* [PASSAGE GIVEN]:
/EARL

Entity And RELation mapping

Primary LanguagePythonGNU General Public License v3.0GPL-3.0

EARL

Joint Entity and Relation Linking for Question Answering

UPDATE (16.08.2018): We have new bloom files for download. The earlier blooms had some triples missing.

EARL (Entity and Relation Linker), a system for jointly linking entities and relations in a question to a knowledge graph. EARL treats entity linking and relation linking as a single task and thus aims to reduce the error caused by the dependent steps. To realise this, EARL uses the knowledge graph to jointly disambiguate entity and relations. EARL obtains the context for entity disambiguation by observing the relations surrounding the entity. Similarly, it obtains the context for relation disambiguation by looking at the surrounding entities. We support multiple entities and relations occurring in complex questions by modelling the joint entity and relation linking task as an instance of the Generalised Travelling Salesman Problem (GTSP).

INSTRUCTIONS

$cd scripts/
$python TextMatchServer.py 8888  (this takes several minutes to load)
$python api.py 4999

This starts the api server at port 4999. Install all dependencies required that are mentioned in dependencies.txt. Download bloom files from https://drive.google.com/drive/folders/1lKu0tVA5APhZVOZqRQK2tCk0FDj82lvo?usp=sharing and store them at data/blooms/. Download the archived elastic search dumps from the same google drive link and import them into a local running elasticsearch 5.x instance. The mappings can be found in data/elasticsearchdump/ folder. Also download https://www.dropbox.com/s/flh1fjynqvdsj4p/lexvec.commoncrawl.300d.W.pos.vectors.gz?dl=1, unzip it, and store it in data/ folder.

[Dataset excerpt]
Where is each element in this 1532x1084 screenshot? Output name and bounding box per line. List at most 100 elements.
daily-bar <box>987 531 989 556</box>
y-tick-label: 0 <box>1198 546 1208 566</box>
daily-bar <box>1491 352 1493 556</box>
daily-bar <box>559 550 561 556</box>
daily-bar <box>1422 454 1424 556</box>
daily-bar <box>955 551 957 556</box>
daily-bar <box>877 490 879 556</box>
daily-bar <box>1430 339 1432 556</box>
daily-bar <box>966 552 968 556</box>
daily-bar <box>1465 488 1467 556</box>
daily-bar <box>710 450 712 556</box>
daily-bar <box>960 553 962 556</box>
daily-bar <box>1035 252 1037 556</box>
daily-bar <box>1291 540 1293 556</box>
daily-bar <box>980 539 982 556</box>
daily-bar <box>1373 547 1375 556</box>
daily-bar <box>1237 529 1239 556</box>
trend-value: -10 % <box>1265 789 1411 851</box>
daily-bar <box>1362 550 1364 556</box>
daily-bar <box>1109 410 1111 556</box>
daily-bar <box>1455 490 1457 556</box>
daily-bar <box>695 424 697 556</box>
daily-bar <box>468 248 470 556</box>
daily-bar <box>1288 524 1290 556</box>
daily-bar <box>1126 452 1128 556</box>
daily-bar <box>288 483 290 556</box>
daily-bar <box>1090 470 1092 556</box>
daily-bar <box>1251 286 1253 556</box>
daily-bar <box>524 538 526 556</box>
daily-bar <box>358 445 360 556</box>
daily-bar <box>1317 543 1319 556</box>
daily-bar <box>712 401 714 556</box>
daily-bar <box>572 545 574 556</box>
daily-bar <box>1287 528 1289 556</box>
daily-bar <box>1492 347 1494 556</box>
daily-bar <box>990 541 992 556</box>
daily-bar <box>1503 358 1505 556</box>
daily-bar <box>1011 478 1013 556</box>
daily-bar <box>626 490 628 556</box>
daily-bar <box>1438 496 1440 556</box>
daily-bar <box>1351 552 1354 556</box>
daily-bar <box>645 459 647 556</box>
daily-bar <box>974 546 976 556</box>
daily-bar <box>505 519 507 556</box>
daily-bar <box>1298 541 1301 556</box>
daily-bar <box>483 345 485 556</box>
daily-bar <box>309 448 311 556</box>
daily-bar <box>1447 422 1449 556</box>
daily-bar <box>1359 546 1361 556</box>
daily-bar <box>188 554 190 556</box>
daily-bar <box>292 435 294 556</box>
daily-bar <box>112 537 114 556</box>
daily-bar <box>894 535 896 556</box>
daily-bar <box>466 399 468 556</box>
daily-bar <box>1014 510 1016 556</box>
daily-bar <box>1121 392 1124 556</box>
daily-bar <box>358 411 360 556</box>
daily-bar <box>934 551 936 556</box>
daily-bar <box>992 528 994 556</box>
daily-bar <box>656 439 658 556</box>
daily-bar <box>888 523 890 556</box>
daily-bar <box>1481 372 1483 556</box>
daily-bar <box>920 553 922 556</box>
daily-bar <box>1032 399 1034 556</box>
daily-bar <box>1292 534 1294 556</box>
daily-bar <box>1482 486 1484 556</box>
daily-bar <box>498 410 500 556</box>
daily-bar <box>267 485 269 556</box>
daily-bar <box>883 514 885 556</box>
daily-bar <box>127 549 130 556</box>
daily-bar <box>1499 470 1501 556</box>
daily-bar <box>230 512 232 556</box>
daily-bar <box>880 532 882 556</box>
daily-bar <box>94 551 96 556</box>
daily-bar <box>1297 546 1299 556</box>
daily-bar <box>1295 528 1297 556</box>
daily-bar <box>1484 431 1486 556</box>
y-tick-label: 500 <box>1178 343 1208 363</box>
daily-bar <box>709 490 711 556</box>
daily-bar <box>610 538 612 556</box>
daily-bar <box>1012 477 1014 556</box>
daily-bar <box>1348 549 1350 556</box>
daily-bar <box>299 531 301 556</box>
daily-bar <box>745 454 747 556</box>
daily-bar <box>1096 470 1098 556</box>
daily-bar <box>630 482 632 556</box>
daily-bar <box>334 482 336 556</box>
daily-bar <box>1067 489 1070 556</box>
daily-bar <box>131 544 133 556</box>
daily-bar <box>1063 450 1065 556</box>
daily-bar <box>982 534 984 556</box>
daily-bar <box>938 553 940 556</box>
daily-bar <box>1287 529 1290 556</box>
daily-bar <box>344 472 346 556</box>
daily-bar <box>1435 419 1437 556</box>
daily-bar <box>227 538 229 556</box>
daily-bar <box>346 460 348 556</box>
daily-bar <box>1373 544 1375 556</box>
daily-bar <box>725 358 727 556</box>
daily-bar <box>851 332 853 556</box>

* [CHALLENGES]:
1. Name every folder path given in the passage about EARL.
2. Extend the passage about EARL past its last sentence.
None of the entries in the dataset excerpt are needed for this work.

* [RESPONSES BY TASK]:
1.
scripts/
data/blooms/
data/elasticsearchdump/
data/

2.
To import elasticsearch data one could install elasticdump https://www.npmjs.com/package/elasticdump

npm install elasticdump -g

Then import the mapping:

elasticdump --input=dbentityindex11mapping.json  --output=http://localhost:9200/dbentityindex11 --type=mapping

Then import the actual data:

elasticdump --limit=10000 --input=dbentityindex11.json  --output=http://localhost:9200/dbentityindex11 --type=data

You may need to add the following to the above elasticdump commands to make it work on some setups:

--headers='{"Content-Type": "application/json"}'

To consume the API

curl -XPOST 'localhost:4999/processQuery' -H 'Content-Type: application/json' -d"{\"nlquery\":\"Who is the president of USA?\"}"